EXERCISE AIM: Look through the data below. Show each line where the string "text" occurs.
==== DATA
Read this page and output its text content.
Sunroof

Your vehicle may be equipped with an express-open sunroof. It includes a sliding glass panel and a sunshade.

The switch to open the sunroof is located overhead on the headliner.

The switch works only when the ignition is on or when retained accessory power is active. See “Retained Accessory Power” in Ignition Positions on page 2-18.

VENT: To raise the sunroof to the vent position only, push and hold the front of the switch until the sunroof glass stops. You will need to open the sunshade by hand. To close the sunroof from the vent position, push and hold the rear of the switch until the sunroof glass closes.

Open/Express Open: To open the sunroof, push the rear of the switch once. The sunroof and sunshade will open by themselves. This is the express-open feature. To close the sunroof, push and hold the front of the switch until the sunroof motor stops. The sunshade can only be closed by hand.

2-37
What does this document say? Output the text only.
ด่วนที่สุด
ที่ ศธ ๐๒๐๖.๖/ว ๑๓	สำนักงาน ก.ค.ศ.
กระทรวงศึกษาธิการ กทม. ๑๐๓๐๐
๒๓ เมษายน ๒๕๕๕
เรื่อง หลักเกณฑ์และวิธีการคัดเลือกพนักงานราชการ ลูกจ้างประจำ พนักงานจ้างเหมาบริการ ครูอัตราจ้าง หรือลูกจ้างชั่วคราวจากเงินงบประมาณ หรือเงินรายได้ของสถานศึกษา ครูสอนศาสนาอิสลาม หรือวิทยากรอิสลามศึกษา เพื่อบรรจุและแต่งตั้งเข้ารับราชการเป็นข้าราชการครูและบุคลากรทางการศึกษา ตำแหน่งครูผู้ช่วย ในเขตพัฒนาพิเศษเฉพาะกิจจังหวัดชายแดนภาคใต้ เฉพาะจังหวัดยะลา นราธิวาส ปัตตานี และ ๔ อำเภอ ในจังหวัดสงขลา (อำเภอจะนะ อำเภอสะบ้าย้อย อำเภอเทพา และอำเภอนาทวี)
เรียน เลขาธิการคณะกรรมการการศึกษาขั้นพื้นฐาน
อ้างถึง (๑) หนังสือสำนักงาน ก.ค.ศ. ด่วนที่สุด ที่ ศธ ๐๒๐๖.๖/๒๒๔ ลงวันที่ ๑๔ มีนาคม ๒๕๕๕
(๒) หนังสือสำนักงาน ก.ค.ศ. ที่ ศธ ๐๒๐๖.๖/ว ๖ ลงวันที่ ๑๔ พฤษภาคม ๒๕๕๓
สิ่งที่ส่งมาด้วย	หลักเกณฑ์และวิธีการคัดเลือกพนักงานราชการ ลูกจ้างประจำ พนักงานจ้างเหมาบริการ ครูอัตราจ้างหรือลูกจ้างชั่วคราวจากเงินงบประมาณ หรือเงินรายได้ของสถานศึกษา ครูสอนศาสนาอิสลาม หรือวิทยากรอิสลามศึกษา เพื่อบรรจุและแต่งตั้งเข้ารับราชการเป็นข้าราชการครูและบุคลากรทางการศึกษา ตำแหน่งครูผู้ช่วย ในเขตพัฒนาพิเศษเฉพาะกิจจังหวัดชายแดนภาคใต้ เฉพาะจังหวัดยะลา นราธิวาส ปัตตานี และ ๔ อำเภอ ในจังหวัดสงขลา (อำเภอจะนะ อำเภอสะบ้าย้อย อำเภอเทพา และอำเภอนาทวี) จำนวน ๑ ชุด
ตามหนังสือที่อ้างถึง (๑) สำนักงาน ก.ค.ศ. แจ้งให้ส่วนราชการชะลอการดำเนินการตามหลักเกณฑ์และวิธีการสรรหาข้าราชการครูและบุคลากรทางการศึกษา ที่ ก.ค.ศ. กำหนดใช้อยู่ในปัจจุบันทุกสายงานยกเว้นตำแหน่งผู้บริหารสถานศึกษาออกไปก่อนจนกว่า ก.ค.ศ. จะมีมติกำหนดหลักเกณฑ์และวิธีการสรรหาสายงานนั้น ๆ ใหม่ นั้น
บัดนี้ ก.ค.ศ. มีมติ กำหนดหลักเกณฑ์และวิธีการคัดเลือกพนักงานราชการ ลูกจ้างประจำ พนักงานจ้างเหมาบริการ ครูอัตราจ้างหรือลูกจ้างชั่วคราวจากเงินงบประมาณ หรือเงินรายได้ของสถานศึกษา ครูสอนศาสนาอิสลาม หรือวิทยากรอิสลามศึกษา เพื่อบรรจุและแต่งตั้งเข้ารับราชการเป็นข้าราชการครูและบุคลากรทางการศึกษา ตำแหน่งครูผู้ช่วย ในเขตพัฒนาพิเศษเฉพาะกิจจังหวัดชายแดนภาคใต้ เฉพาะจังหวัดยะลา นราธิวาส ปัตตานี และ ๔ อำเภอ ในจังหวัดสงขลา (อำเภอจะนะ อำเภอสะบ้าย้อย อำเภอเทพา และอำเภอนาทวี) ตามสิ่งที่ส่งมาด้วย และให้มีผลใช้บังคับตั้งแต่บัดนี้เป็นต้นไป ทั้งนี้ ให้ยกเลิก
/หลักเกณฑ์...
========
FINAL RESULT:
Read this page and output its text content.
What does this document say? Output the text only.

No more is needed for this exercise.